Exercise materials:
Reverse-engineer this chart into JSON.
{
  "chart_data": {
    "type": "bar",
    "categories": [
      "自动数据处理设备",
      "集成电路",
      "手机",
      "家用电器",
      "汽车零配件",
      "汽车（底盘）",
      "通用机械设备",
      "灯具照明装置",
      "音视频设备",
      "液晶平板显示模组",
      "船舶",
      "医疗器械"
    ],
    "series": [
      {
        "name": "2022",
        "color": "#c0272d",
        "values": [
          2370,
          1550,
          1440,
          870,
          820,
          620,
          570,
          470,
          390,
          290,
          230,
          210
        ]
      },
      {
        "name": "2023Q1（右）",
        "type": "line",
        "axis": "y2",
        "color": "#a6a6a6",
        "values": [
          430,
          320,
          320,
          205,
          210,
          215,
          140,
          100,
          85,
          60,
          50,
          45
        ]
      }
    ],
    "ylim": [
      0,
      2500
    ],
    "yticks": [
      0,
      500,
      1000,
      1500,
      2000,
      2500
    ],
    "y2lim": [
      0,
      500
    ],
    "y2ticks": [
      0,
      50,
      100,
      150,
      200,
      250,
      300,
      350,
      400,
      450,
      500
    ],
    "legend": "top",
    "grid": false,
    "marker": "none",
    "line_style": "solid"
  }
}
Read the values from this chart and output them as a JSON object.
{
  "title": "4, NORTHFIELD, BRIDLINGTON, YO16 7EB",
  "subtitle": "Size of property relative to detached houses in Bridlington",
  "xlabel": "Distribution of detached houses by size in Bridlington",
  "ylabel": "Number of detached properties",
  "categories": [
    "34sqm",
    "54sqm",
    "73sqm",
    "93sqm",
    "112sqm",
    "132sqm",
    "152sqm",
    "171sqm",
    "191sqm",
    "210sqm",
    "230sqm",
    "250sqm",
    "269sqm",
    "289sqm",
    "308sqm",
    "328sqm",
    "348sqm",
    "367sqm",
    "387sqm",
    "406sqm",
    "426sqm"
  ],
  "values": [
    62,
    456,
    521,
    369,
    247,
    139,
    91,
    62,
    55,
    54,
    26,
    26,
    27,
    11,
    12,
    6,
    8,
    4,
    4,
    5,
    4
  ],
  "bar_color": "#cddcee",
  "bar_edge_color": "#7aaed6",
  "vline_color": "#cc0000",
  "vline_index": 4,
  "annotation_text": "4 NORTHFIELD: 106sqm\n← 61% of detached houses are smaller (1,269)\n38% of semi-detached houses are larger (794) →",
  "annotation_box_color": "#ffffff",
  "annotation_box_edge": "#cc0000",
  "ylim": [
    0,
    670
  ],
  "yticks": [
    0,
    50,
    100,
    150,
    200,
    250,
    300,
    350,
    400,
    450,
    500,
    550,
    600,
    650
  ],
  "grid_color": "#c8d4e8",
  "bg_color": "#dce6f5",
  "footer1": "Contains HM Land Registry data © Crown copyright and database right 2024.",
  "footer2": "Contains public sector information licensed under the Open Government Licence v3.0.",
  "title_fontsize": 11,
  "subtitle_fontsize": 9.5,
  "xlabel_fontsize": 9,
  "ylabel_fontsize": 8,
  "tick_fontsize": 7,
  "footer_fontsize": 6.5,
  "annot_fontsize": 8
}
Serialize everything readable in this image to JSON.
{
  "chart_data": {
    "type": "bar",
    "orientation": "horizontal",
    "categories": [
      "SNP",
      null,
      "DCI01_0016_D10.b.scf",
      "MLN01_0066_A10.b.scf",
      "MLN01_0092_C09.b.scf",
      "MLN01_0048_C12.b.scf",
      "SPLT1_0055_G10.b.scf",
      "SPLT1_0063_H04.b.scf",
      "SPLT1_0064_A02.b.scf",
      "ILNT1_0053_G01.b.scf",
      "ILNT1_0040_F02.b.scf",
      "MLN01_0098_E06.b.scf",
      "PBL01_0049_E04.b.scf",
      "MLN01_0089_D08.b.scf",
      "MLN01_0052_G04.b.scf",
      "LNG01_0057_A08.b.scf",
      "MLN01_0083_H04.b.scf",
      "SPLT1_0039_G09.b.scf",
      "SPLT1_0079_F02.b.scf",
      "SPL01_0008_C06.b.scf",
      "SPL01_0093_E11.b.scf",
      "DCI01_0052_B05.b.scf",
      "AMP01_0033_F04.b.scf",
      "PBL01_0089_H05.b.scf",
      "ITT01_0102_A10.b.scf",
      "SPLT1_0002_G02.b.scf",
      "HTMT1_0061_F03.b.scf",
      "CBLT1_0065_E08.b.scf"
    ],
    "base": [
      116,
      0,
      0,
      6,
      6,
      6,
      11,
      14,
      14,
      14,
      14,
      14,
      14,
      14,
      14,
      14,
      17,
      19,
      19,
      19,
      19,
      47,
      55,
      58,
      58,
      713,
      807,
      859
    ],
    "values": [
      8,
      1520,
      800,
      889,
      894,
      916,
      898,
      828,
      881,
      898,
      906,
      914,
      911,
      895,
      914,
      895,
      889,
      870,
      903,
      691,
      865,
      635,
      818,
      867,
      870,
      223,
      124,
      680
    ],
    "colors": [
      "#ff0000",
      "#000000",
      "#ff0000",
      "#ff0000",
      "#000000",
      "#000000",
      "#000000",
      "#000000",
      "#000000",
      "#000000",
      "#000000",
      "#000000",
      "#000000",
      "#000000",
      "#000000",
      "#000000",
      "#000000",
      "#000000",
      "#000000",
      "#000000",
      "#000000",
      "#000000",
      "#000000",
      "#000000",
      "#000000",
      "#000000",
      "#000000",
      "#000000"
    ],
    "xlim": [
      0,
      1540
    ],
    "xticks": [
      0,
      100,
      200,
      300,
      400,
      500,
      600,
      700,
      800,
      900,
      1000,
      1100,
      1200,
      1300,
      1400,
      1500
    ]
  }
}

Task objective: Please set down all the data word for word.

Task answer:
Reverse-engineer this chart into JSON.
{
  "chart_data": {
    "type": "bar",
    "categories": [
      "自动数据处理设备",
      "集成电路",
      "手机",
      "家用电器",
      "汽车零配件",
      "汽车（底盘）",
      "通用机械设备",
      "灯具照明装置",
      "音视频设备",
      "液晶平板显示模组",
      "船舶",
      "医疗器械"
    ],
    "series": [
      {
        "name": "2022",
        "color": "#c0272d",
        "values": [
          2370,
          1550,
          1440,
          870,
          820,
          620,
          570,
          470,
          390,
          290,
          230,
          210
        ]
      },
      {
        "name": "2023Q1（右）",
        "type": "line",
        "axis": "y2",
        "color": "#a6a6a6",
        "values": [
          430,
          320,
          320,
          205,
          210,
          215,
          140,
          100,
          85,
          60,
          50,
          45
        ]
      }
    ],
    "ylim": [
      0,
      2500
    ],
    "yticks": [
      0,
      500,
      1000,
      1500,
      2000,
      2500
    ],
    "y2lim": [
      0,
      500
    ],
    "y2ticks": [
      0,
      50,
      100,
      150,
      200,
      250,
      300,
      350,
      400,
      450,
      500
    ],
    "legend": "top",
    "grid": false,
    "marker": "none",
    "line_style": "solid"
  }
}
Read the values from this chart and output them as a JSON object.
{
  "title": "4, NORTHFIELD, BRIDLINGTON, YO16 7EB",
  "subtitle": "Size of property relative to detached houses in Bridlington",
  "xlabel": "Distribution of detached houses by size in Bridlington",
  "ylabel": "Number of detached properties",
  "categories": [
    "34sqm",
    "54sqm",
    "73sqm",
    "93sqm",
    "112sqm",
    "132sqm",
    "152sqm",
    "171sqm",
    "191sqm",
    "210sqm",
    "230sqm",
    "250sqm",
    "269sqm",
    "289sqm",
    "308sqm",
    "328sqm",
    "348sqm",
    "367sqm",
    "387sqm",
    "406sqm",
    "426sqm"
  ],
  "values": [
    62,
    456,
    521,
    369,
    247,
    139,
    91,
    62,
    55,
    54,
    26,
    26,
    27,
    11,
    12,
    6,
    8,
    4,
    4,
    5,
    4
  ],
  "bar_color": "#cddcee",
  "bar_edge_color": "#7aaed6",
  "vline_color": "#cc0000",
  "vline_index": 4,
  "annotation_text": "4 NORTHFIELD: 106sqm\n← 61% of detached houses are smaller (1,269)\n38% of semi-detached houses are larger (794) →",
  "annotation_box_color": "#ffffff",
  "annotation_box_edge": "#cc0000",
  "ylim": [
    0,
    670
  ],
  "yticks": [
    0,
    50,
    100,
    150,
    200,
    250,
    300,
    350,
    400,
    450,
    500,
    550,
    600,
    650
  ],
  "grid_color": "#c8d4e8",
  "bg_color": "#dce6f5",
  "footer1": "Contains HM Land Registry data © Crown copyright and database right 2024.",
  "footer2": "Contains public sector information licensed under the Open Government Licence v3.0.",
  "title_fontsize": 11,
  "subtitle_fontsize": 9.5,
  "xlabel_fontsize": 9,
  "ylabel_fontsize": 8,
  "tick_fontsize": 7,
  "footer_fontsize": 6.5,
  "annot_fontsize": 8
}
Serialize everything readable in this image to JSON.
{
  "chart_data": {
    "type": "bar",
    "orientation": "horizontal",
    "categories": [
      "SNP",
      null,
      "DCI01_0016_D10.b.scf",
      "MLN01_0066_A10.b.scf",
      "MLN01_0092_C09.b.scf",
      "MLN01_0048_C12.b.scf",
      "SPLT1_0055_G10.b.scf",
      "SPLT1_0063_H04.b.scf",
      "SPLT1_0064_A02.b.scf",
      "ILNT1_0053_G01.b.scf",
      "ILNT1_0040_F02.b.scf",
      "MLN01_0098_E06.b.scf",
      "PBL01_0049_E04.b.scf",
      "MLN01_0089_D08.b.scf",
      "MLN01_0052_G04.b.scf",
      "LNG01_0057_A08.b.scf",
      "MLN01_0083_H04.b.scf",
      "SPLT1_0039_G09.b.scf",
      "SPLT1_0079_F02.b.scf",
      "SPL01_0008_C06.b.scf",
      "SPL01_0093_E11.b.scf",
      "DCI01_0052_B05.b.scf",
      "AMP01_0033_F04.b.scf",
      "PBL01_0089_H05.b.scf",
      "ITT01_0102_A10.b.scf",
      "SPLT1_0002_G02.b.scf",
      "HTMT1_0061_F03.b.scf",
      "CBLT1_0065_E08.b.scf"
    ],
    "base": [
      116,
      0,
      0,
      6,
      6,
      6,
      11,
      14,
      14,
      14,
      14,
      14,
      14,
      14,
      14,
      14,
      17,
      19,
      19,
      19,
      19,
      47,
      55,
      58,
      58,
      713,
      807,
      859
    ],
    "values": [
      8,
      1520,
      800,
      889,
      894,
      916,
      898,
      828,
      881,
      898,
      906,
      914,
      911,
      895,
      914,
      895,
      889,
      870,
      903,
      691,
      865,
      635,
      818,
      867,
      870,
      223,
      124,
      680
    ],
    "colors": [
      "#ff0000",
      "#000000",
      "#ff0000",
      "#ff0000",
      "#000000",
      "#000000",
      "#000000",
      "#000000",
      "#000000",
      "#000000",
      "#000000",
      "#000000",
      "#000000",
      "#000000",
      "#000000",
      "#000000",
      "#000000",
      "#000000",
      "#000000",
      "#000000",
      "#000000",
      "#000000",
      "#000000",
      "#000000",
      "#000000",
      "#000000",
      "#000000",
      "#000000"
    ],
    "xlim": [
      0,
      1540
    ],
    "xticks": [
      0,
      100,
      200,
      300,
      400,
      500,
      600,
      700,
      800,
      900,
      1000,
      1100,
      1200,
      1300,
      1400,
      1500
    ]
  }
}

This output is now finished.